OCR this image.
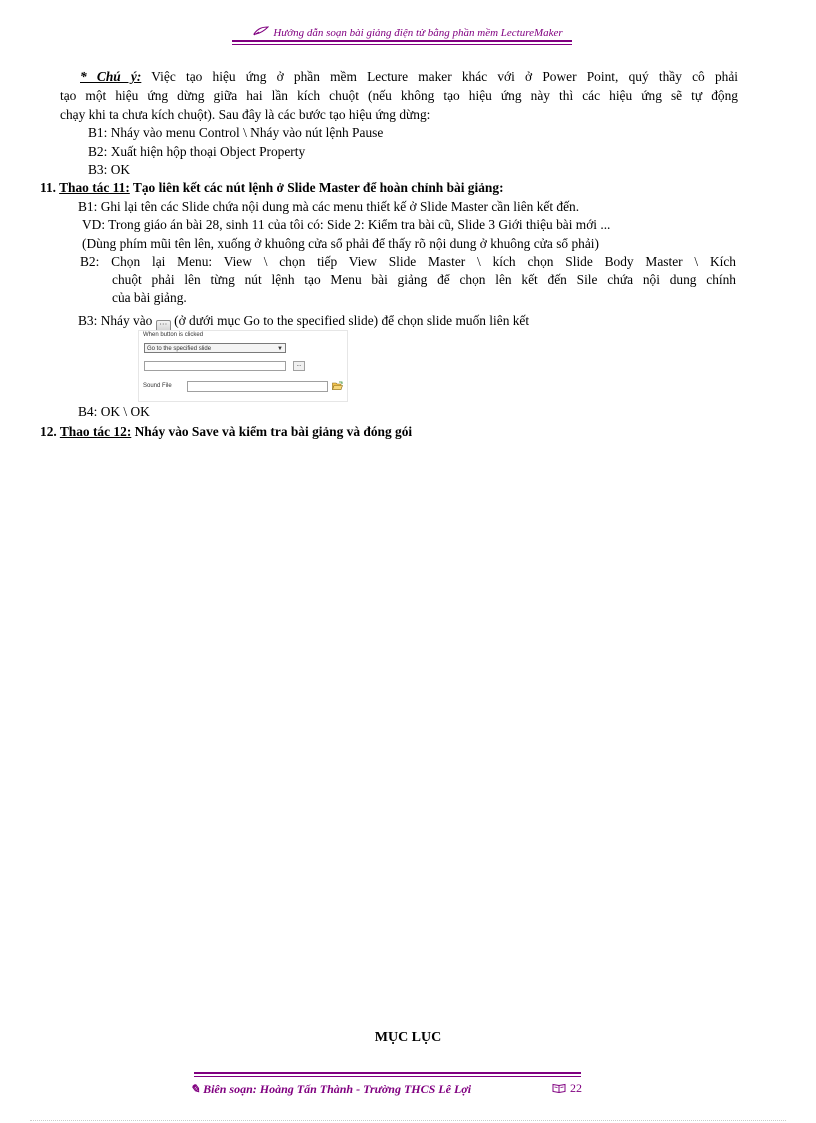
Hướng dẫn soạn bài giảng điện tử bằng phần mềm LectureMaker
* Chú ý: Việc tạo hiệu ứng ở phần mềm Lecture maker khác với ở Power Point, quý thầy cô phải
tạo một hiệu ứng dừng giữa hai lần kích chuột (nếu không tạo hiệu ứng này thì các hiệu ứng sẽ tự động
chạy khi ta chưa kích chuột). Sau đây là các bước tạo hiệu ứng dừng:
B1: Nháy vào menu Control \ Nháy vào nút lệnh Pause
B2: Xuất hiện hộp thoại Object Property
B3: OK
11. Thao tác 11: Tạo liên kết các nút lệnh ở Slide Master để hoàn chỉnh bài giảng:
B1: Ghi lại tên các Slide chứa nội dung mà các menu thiết kế ở Slide Master cần liên kết đến.
VD: Trong giáo án bài 28, sinh 11 của tôi có: Side 2: Kiểm tra bài cũ, Slide 3 Giới thiệu bài mới ...
(Dùng phím mũi tên lên, xuống ở khuông cửa sổ phải để thấy rõ nội dung ở khuông cửa sổ phải)
B2: Chọn lại Menu: View \ chọn tiếp View Slide Master \ kích chọn Slide Body Master \ Kích
chuột phải lên từng nút lệnh tạo Menu bài giảng để chọn lên kết đến Sile chứa nội dung chính
của bài giảng.
B3: Nháy vào ··· (ở dưới mục Go to the specified slide) để chọn slide muốn liên kết
When button is clicked
Go to the specified slide	▼
...
Sound File
B4: OK \ OK
12. Thao tác 12: Nháy vào Save và kiểm tra bài giảng và đóng gói
MỤC LỤC
✎ Biên soạn: Hoàng Tấn Thành - Trường THCS Lê Lợi	22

------------------------------------------------------------------------

Search the entries for the word "chọn" and pick out every line that holds it.

B2: Chọn lại Menu: View \ chọn tiếp View Slide Master \ kích chọn Slide Body Master \ Kích
chuột phải lên từng nút lệnh tạo Menu bài giảng để chọn lên kết đến Sile chứa nội dung chính
B3: Nháy vào ··· (ở dưới mục Go to the specified slide) để chọn slide muốn liên kết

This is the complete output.